SHORT EXERCISE: Say only how many lines contain the word "received".

INPUT DATA:
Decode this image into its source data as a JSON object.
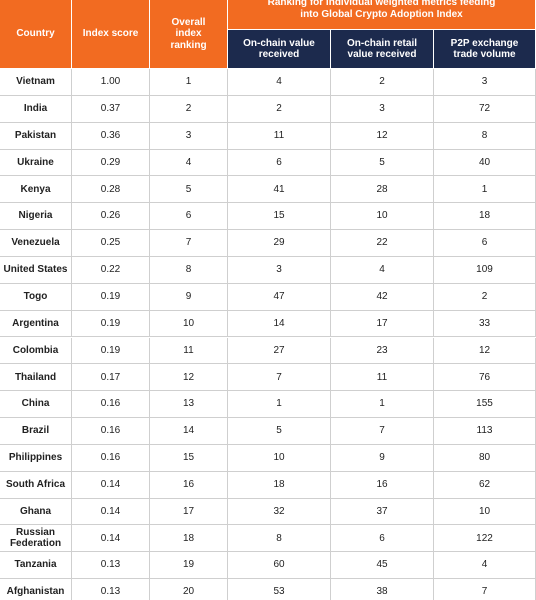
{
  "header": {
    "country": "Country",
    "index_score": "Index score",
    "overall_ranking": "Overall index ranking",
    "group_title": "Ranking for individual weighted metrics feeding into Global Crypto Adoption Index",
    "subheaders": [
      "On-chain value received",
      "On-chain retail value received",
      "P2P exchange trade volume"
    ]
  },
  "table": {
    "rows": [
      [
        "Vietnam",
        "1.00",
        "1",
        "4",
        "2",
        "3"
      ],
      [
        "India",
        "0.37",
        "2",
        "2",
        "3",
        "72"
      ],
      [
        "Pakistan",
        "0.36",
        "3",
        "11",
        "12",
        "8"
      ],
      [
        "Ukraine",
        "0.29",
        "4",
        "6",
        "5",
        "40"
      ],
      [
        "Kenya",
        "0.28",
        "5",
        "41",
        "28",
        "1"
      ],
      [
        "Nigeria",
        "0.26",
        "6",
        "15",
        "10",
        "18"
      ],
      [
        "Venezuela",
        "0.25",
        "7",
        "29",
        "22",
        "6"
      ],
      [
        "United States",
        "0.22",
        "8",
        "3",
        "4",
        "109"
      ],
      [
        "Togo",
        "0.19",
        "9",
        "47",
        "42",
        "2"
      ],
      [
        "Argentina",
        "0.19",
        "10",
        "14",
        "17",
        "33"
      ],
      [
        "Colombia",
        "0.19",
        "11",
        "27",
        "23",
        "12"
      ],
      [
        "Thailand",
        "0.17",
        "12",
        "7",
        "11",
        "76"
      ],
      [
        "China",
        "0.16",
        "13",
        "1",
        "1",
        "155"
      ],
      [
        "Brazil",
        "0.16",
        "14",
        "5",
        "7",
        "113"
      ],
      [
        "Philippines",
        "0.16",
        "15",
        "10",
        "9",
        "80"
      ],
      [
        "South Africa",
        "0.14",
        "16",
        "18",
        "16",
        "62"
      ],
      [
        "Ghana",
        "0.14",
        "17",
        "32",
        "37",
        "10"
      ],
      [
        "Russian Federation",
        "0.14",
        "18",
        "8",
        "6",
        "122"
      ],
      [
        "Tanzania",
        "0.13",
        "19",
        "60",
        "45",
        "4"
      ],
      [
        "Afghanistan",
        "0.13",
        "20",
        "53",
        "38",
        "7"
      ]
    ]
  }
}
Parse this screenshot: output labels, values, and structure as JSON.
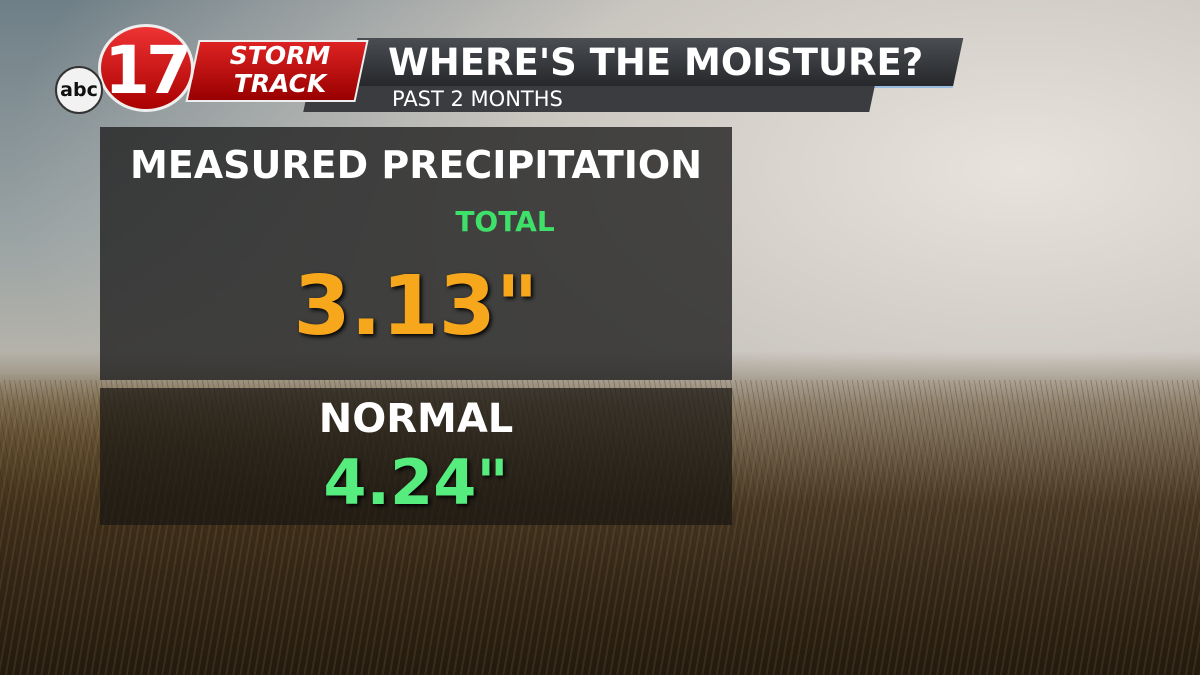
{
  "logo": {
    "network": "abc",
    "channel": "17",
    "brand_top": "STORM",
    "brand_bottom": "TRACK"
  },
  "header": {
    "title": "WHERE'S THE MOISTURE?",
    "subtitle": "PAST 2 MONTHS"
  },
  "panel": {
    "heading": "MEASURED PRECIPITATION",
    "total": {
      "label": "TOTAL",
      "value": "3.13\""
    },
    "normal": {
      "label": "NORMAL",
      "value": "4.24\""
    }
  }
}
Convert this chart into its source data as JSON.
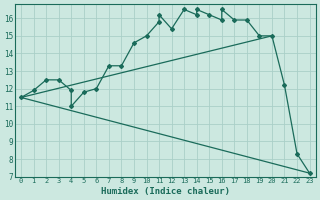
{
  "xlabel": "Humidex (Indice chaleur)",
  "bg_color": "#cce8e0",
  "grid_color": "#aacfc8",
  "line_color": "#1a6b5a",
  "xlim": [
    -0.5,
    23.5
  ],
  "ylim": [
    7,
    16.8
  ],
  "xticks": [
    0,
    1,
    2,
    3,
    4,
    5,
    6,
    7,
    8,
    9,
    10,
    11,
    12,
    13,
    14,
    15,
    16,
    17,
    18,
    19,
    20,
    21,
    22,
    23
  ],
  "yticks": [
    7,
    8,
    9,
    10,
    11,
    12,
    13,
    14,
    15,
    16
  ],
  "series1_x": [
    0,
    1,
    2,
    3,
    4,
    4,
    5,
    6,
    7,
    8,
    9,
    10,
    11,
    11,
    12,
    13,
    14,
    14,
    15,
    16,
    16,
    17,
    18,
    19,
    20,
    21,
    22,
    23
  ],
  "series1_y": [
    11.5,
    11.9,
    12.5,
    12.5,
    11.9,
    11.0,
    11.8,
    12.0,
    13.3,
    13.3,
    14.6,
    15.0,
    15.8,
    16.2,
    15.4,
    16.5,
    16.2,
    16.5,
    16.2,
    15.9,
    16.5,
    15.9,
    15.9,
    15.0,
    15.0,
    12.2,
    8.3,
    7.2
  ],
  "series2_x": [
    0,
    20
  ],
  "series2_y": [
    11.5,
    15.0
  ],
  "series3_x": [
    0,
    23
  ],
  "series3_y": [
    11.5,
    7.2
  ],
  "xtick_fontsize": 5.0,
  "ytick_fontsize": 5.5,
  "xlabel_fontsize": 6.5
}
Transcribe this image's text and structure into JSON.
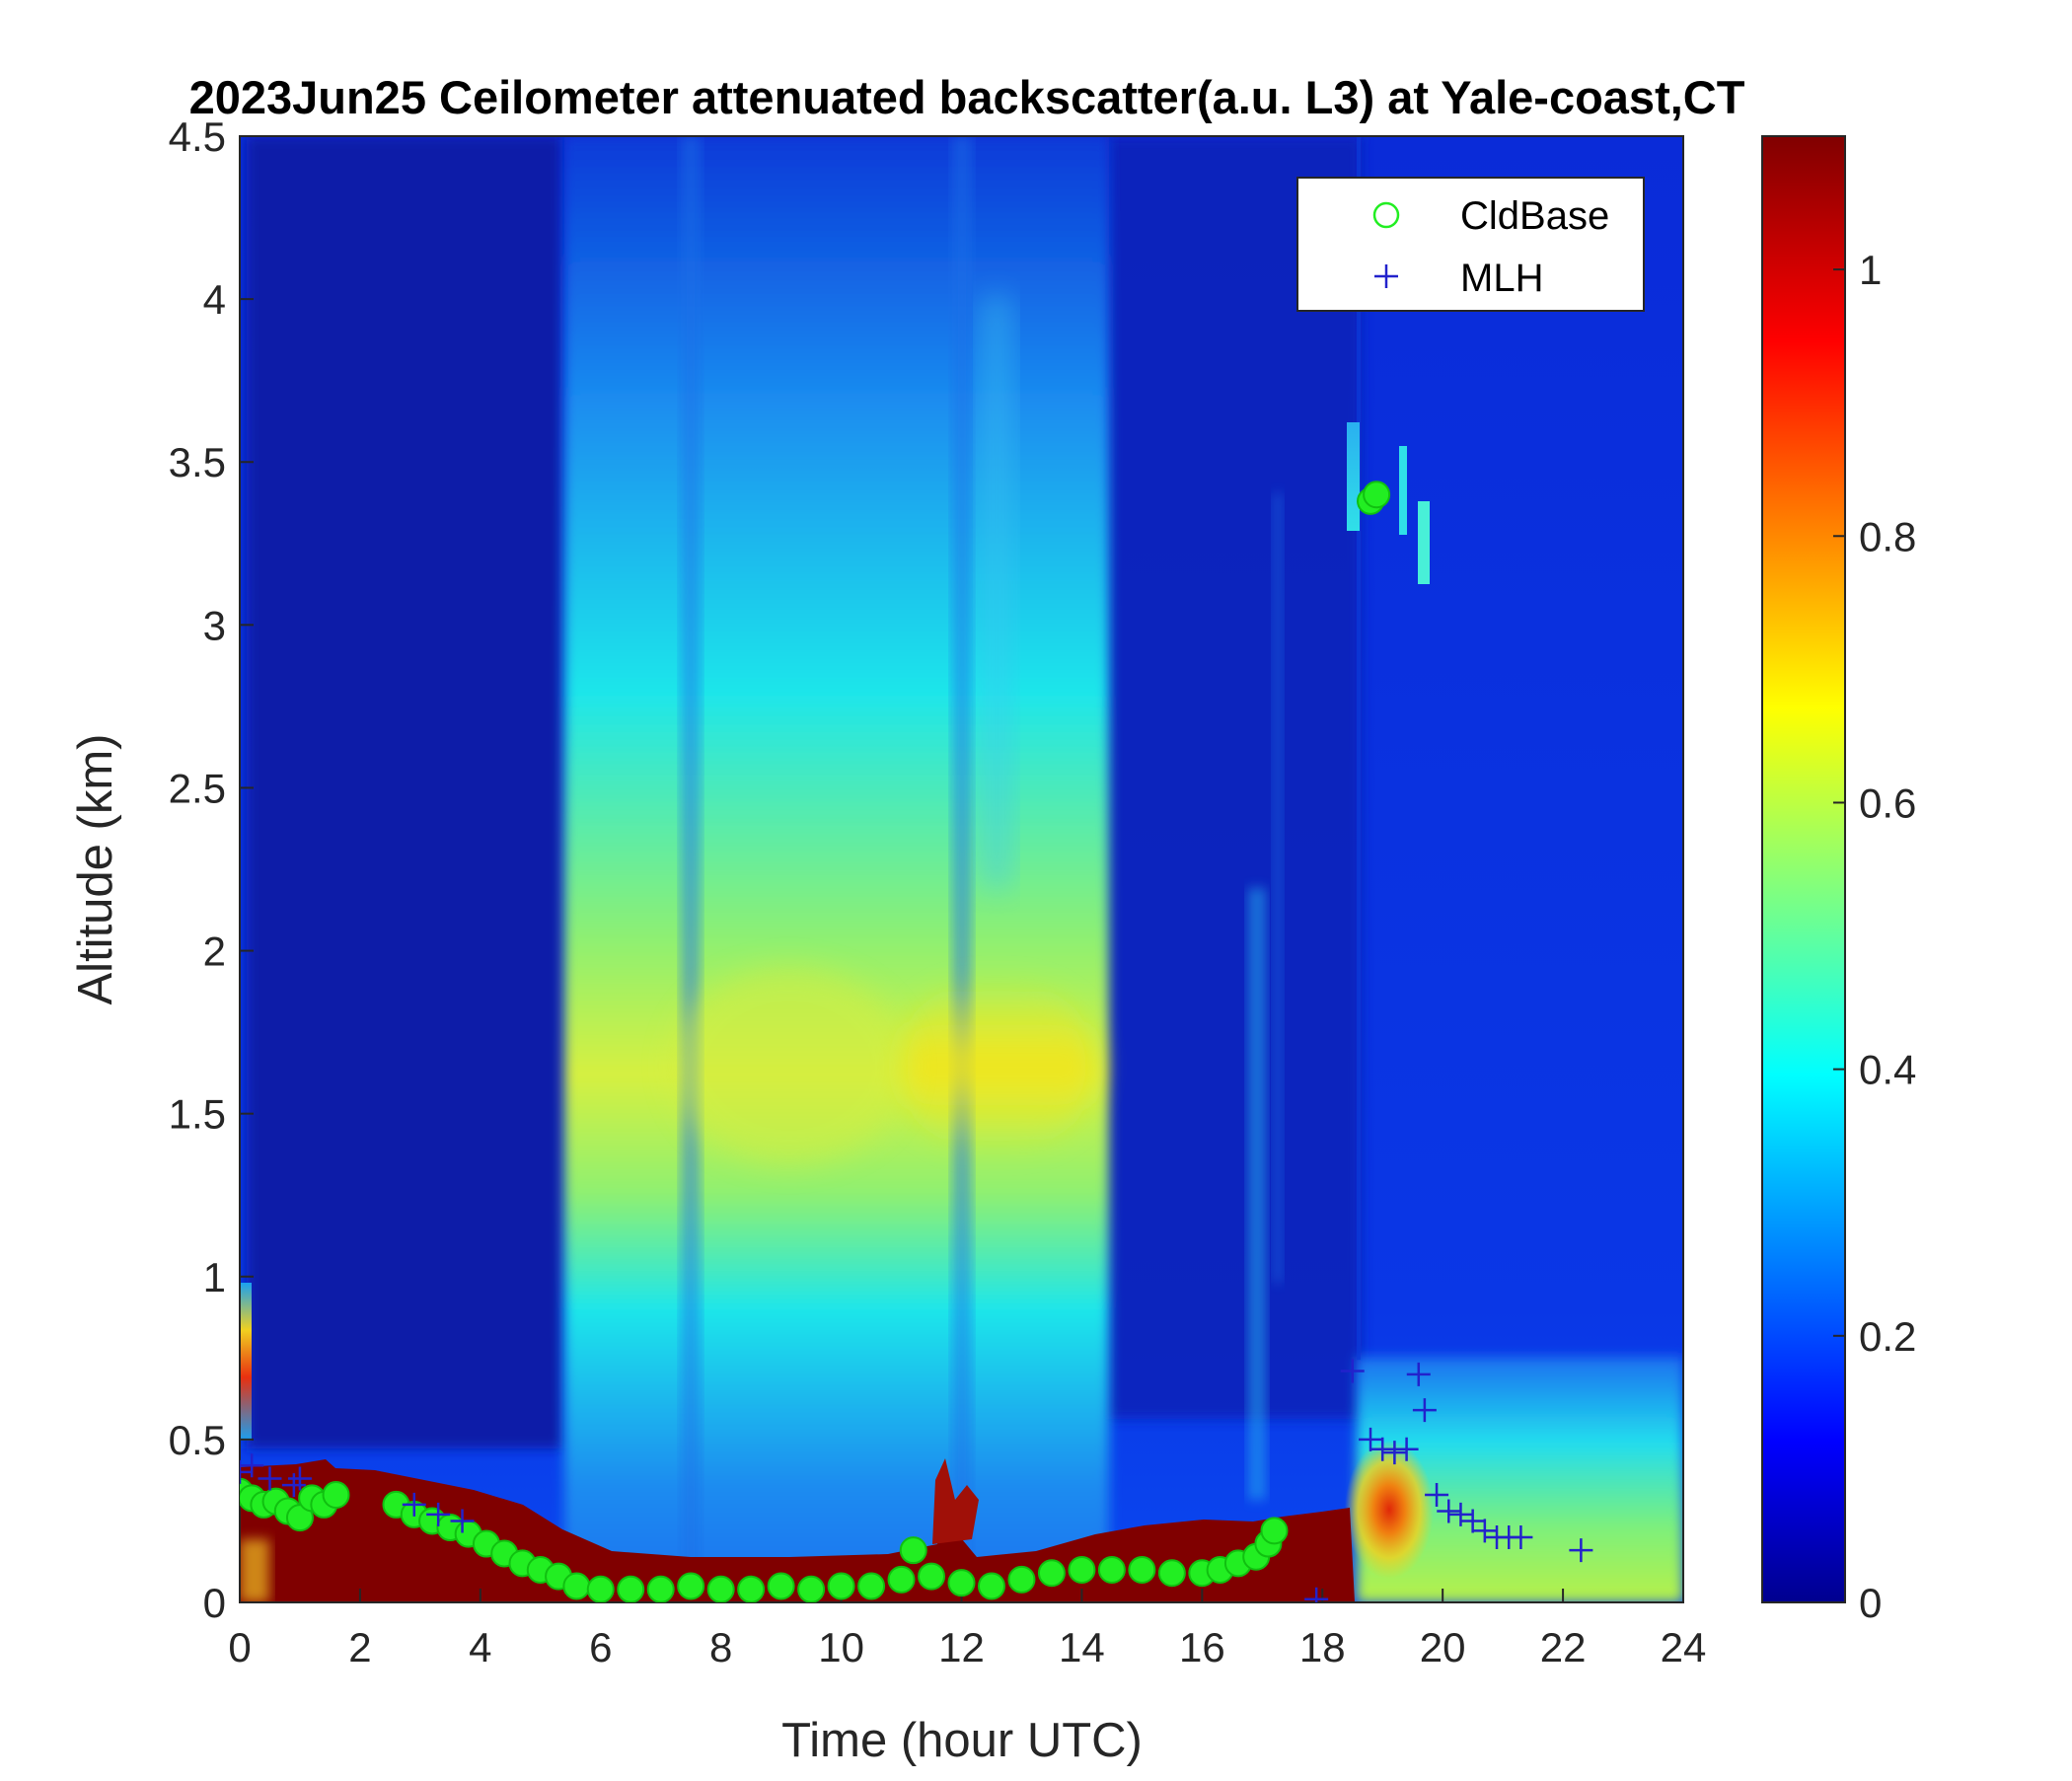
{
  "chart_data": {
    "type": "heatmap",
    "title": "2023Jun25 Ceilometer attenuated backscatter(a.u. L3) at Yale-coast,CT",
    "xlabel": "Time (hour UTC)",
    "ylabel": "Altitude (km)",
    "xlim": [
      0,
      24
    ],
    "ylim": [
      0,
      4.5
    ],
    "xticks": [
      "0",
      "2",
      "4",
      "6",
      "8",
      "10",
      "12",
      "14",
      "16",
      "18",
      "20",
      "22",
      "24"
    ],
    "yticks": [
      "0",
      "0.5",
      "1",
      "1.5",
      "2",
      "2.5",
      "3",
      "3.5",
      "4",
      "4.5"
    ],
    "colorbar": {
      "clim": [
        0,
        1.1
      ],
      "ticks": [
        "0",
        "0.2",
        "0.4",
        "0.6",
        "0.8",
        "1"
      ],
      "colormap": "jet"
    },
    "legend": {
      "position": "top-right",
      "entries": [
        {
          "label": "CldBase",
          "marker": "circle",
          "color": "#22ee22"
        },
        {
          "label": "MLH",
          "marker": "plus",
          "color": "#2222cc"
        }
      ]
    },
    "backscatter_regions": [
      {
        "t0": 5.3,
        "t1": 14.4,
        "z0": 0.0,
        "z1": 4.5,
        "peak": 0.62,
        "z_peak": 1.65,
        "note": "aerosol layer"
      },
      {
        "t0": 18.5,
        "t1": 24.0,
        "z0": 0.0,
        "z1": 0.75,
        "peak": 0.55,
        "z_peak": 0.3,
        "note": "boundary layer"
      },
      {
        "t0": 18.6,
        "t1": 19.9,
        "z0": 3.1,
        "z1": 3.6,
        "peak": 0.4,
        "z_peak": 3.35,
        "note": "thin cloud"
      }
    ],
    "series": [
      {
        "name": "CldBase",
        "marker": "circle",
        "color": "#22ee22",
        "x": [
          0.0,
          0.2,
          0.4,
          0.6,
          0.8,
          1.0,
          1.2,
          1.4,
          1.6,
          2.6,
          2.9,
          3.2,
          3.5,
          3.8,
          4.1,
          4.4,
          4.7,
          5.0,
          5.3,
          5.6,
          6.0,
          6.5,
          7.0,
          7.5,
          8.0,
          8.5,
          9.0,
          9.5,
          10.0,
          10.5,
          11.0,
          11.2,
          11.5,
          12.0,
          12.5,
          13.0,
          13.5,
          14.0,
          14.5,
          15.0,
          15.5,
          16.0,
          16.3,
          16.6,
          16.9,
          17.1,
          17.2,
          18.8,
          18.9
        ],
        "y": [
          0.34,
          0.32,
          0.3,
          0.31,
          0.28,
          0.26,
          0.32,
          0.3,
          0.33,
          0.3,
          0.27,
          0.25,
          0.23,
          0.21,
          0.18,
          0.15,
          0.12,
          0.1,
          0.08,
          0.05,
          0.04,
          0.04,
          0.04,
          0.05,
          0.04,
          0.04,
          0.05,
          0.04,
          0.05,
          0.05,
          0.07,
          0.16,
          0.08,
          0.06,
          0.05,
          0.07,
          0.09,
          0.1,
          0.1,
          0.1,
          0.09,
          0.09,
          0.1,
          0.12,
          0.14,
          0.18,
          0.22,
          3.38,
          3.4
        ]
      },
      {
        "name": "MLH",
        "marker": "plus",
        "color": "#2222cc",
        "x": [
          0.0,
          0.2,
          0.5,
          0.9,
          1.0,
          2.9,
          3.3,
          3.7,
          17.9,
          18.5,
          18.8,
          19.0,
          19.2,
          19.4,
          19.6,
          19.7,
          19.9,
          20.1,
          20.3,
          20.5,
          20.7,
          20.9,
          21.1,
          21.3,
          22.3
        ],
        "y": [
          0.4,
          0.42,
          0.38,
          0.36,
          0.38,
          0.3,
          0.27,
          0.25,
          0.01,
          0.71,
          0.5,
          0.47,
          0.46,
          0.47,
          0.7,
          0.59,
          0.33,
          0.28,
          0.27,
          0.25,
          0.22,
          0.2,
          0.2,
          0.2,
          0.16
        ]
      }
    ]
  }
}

RIGHT ANSWER: 2